Data listing
:::::

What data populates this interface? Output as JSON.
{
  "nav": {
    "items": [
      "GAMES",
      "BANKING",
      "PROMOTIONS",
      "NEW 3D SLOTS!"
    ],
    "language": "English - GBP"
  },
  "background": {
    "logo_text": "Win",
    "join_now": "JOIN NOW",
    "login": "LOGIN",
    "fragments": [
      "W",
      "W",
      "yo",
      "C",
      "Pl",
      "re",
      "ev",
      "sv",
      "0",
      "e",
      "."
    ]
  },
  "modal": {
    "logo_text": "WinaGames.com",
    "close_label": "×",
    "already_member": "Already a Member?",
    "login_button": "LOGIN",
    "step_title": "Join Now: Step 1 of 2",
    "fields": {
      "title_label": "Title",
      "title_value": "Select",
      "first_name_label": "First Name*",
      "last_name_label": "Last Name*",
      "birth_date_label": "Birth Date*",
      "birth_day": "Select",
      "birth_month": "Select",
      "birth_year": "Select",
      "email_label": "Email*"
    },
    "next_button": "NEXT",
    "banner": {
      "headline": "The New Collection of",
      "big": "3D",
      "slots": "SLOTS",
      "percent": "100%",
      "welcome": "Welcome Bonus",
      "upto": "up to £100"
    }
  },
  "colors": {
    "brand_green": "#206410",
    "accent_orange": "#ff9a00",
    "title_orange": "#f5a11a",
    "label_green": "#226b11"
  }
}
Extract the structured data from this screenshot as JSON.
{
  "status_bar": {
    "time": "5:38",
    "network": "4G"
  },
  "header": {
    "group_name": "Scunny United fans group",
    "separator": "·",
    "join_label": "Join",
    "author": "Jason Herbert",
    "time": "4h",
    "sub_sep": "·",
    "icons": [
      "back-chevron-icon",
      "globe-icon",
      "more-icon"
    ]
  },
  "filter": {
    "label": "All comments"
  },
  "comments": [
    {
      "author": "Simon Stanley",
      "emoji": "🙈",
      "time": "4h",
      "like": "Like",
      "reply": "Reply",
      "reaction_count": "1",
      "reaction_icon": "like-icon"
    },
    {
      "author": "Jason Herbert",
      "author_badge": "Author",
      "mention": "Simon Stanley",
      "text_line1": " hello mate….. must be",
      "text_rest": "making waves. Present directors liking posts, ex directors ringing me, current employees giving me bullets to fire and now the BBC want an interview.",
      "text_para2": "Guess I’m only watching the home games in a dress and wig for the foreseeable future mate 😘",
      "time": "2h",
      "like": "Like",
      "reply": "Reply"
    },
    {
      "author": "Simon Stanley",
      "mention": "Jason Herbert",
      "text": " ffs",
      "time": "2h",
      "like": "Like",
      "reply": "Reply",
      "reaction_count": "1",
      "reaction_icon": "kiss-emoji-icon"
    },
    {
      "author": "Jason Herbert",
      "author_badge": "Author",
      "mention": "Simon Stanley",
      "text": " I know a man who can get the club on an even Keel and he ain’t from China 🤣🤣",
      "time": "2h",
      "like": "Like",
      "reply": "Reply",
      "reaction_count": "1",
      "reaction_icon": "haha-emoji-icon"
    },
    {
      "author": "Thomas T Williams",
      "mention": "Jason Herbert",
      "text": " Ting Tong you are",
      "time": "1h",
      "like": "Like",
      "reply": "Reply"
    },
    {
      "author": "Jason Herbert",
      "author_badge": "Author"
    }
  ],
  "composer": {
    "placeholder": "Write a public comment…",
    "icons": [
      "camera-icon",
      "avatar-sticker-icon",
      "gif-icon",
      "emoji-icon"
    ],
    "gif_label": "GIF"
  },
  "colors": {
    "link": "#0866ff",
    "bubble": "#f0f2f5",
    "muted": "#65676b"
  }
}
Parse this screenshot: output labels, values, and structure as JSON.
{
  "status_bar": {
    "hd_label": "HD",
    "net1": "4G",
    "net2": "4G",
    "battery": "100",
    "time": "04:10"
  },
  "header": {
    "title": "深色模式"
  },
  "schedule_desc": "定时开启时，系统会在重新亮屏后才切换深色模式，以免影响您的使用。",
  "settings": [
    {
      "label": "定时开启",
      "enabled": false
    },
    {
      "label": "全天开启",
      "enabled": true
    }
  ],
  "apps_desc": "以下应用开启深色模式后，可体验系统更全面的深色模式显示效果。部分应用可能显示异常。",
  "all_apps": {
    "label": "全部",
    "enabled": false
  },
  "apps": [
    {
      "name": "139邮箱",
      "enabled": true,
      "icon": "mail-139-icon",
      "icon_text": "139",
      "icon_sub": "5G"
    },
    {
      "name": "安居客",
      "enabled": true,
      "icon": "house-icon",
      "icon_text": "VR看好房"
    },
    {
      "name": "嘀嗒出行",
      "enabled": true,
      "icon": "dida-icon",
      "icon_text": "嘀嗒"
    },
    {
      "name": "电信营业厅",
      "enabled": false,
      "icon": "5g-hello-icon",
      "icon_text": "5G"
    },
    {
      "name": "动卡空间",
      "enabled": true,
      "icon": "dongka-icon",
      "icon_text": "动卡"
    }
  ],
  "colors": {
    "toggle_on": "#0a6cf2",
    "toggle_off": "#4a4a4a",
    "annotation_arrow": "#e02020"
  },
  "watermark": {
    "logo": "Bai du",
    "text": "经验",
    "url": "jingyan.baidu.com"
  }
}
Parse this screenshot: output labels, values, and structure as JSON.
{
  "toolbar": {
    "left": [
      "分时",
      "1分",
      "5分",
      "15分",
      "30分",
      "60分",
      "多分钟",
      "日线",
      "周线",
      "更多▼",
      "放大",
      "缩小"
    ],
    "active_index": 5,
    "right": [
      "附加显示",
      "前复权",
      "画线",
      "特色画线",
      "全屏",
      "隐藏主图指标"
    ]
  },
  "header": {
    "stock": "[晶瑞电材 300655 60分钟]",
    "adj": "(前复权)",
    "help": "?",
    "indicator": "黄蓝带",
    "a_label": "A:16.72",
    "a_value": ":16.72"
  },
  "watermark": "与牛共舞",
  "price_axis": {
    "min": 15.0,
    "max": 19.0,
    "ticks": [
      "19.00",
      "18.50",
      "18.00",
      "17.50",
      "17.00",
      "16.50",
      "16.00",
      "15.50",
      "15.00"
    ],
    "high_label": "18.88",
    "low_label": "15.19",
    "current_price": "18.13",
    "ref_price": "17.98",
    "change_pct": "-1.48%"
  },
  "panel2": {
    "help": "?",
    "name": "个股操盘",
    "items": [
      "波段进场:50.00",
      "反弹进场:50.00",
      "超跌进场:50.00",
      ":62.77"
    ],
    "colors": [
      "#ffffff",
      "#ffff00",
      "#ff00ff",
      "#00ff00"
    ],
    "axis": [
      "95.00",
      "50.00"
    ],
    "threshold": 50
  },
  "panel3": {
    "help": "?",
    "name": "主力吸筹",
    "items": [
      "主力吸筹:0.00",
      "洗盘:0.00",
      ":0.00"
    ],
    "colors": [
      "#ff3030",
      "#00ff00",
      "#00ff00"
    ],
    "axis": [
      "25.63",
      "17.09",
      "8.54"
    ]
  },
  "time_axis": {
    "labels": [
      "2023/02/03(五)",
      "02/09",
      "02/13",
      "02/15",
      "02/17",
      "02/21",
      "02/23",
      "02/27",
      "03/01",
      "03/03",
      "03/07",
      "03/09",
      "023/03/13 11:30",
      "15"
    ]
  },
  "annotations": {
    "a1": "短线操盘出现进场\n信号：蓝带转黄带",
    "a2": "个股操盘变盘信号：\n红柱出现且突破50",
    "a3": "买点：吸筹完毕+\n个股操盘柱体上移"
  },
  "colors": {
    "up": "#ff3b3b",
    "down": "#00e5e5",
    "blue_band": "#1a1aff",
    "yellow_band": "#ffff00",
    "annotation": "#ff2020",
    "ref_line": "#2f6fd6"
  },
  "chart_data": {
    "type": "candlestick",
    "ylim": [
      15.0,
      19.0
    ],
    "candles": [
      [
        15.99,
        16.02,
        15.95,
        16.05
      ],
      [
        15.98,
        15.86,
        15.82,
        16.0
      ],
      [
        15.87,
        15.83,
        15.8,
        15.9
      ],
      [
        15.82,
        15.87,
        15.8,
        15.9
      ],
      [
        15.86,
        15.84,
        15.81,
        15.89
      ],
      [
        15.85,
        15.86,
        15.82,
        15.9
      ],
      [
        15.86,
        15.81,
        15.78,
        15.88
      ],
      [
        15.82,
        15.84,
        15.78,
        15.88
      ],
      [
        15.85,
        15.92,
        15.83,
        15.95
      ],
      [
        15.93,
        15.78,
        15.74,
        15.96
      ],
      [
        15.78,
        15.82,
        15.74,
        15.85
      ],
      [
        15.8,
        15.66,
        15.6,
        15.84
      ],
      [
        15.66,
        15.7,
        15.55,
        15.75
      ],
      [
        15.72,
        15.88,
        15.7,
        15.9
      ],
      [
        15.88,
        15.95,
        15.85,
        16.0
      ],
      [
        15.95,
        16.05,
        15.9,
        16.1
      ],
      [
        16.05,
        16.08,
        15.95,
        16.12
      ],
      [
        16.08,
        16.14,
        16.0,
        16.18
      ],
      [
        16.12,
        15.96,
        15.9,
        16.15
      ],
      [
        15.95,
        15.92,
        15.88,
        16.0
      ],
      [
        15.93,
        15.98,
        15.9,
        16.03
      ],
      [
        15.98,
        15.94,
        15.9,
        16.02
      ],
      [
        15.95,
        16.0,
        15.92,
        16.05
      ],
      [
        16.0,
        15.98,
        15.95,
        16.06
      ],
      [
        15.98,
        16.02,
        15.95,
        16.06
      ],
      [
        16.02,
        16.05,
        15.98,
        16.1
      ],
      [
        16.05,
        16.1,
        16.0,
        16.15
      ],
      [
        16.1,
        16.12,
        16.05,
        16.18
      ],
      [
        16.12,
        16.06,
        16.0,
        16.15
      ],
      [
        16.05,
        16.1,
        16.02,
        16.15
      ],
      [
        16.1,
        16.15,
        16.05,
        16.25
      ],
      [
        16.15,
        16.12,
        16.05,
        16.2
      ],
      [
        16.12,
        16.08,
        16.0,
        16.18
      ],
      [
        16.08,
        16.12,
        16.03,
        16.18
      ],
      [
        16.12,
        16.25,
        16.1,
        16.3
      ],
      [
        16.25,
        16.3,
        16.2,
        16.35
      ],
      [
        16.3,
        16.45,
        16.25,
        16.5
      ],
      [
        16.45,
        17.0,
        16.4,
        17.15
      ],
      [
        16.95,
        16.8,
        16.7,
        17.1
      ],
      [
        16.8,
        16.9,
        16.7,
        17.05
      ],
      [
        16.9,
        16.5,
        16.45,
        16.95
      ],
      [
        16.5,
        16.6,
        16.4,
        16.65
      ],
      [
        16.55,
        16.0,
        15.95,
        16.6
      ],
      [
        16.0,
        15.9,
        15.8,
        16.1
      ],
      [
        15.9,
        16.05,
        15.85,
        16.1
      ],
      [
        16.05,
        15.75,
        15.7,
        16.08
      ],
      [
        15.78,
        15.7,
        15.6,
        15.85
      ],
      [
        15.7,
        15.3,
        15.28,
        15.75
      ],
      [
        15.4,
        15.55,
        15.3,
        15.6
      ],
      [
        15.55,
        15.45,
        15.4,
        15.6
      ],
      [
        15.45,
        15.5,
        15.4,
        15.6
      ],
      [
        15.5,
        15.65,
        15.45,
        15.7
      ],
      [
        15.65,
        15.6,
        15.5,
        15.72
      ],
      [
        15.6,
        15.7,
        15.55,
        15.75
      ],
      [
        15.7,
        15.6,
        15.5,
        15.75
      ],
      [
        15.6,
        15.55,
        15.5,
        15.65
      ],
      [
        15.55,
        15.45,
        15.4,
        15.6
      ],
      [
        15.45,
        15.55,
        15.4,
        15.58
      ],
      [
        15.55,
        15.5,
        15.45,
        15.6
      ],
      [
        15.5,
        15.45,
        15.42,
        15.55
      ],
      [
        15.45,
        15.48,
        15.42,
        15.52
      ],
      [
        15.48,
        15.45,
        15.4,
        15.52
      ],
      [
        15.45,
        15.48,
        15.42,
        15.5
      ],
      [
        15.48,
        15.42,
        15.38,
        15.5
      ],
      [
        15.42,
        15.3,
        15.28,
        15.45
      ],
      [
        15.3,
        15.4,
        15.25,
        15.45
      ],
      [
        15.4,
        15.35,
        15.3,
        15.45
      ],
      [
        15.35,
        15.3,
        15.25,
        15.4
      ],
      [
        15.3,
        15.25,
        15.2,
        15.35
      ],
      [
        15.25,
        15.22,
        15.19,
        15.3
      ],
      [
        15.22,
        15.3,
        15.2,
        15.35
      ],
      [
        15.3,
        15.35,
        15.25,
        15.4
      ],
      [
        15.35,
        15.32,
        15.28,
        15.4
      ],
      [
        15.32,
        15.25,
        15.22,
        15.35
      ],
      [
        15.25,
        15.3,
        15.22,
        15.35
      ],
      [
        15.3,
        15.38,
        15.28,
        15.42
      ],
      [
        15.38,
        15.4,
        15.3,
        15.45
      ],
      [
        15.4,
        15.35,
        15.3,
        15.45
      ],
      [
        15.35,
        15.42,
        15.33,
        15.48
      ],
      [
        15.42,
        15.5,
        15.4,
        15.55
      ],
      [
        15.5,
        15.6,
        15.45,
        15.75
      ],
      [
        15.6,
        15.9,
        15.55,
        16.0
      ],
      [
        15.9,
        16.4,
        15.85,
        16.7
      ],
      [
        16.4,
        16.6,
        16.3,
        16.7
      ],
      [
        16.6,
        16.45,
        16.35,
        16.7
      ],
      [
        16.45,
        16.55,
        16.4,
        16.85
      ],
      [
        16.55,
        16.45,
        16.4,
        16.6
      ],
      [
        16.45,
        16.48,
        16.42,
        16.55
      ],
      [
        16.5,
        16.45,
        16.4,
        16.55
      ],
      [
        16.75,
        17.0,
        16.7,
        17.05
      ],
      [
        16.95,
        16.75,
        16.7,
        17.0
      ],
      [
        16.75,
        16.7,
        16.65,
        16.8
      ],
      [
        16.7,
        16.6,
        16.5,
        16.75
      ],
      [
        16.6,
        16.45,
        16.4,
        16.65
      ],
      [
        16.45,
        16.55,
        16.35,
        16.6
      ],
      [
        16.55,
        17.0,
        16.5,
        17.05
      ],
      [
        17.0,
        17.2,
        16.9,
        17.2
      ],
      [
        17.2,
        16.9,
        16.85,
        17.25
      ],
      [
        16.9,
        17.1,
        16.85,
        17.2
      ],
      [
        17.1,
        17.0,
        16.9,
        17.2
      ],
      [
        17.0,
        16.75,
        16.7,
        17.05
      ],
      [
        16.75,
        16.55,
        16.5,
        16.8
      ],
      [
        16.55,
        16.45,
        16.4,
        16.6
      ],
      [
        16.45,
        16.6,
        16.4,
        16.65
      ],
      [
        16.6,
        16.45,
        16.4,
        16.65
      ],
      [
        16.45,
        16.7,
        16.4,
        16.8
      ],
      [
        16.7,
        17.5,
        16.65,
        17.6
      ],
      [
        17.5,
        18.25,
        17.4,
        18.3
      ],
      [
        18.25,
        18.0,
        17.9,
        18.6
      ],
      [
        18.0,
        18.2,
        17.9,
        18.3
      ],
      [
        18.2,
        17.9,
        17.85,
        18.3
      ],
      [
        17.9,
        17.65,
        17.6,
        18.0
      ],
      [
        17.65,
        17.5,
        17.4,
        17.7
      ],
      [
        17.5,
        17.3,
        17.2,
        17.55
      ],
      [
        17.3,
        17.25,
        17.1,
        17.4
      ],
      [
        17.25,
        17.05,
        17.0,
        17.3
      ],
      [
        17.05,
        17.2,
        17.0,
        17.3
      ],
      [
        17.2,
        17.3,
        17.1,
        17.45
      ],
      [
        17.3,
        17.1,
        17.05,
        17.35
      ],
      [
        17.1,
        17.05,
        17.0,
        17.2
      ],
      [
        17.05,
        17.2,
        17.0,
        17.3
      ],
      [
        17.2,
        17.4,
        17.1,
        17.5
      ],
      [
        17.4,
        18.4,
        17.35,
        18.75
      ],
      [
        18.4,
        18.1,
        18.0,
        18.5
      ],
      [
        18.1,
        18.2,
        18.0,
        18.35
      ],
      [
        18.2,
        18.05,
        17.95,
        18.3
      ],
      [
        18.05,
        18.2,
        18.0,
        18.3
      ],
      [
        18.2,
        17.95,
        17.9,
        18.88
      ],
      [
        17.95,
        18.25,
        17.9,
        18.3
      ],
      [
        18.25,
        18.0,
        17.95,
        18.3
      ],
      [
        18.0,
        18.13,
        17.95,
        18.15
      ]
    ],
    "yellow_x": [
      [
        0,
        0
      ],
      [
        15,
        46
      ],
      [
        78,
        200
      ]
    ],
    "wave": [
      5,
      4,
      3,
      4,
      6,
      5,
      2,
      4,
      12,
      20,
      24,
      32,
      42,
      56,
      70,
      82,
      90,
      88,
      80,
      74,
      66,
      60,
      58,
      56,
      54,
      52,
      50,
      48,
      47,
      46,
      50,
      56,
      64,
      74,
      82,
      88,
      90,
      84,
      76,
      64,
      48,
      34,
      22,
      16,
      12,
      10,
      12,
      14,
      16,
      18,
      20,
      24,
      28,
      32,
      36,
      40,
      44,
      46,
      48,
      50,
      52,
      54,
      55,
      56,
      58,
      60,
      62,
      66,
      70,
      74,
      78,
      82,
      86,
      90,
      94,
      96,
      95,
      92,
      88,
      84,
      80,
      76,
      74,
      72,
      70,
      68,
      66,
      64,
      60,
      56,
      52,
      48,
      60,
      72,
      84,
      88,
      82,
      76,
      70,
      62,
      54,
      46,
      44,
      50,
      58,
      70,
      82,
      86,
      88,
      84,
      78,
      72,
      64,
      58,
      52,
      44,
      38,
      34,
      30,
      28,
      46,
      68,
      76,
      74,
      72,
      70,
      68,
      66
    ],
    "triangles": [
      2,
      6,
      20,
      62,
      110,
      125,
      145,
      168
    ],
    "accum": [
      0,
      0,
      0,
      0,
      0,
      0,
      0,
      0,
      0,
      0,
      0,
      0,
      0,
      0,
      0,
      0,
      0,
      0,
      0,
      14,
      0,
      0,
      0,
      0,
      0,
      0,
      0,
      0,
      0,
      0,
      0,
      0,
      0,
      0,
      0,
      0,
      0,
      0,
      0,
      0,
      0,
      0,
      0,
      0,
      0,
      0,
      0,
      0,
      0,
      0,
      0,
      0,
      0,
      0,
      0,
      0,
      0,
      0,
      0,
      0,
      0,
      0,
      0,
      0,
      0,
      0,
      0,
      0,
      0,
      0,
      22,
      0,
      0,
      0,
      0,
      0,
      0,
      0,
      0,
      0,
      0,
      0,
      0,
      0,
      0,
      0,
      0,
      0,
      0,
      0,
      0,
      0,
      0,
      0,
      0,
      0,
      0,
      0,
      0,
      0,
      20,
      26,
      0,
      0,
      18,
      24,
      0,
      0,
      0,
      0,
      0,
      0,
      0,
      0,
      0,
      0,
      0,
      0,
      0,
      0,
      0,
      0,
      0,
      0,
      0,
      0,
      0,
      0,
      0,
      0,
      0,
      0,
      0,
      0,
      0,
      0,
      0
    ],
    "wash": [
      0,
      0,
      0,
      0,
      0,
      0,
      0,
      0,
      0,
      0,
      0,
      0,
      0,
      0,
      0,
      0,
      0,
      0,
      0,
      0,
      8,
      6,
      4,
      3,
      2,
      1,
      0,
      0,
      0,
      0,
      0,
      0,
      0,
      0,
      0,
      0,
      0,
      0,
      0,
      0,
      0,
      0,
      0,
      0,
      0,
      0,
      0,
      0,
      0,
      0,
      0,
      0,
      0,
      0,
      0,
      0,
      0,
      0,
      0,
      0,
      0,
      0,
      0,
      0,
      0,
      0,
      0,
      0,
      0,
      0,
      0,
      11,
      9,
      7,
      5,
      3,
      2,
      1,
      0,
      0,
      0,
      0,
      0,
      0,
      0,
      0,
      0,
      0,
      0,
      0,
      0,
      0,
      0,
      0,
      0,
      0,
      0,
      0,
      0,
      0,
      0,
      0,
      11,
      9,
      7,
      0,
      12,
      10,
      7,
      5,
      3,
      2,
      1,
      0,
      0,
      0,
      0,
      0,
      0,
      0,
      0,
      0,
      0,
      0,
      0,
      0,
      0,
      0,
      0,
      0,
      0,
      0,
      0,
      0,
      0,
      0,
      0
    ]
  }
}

:::::

**Directions for this task:** Only lines with "hello" are wanted here; list each of them.

**Exercise output:**
      "text_line1": " hello mate….. must be",
      "icon": "5g-hello-icon",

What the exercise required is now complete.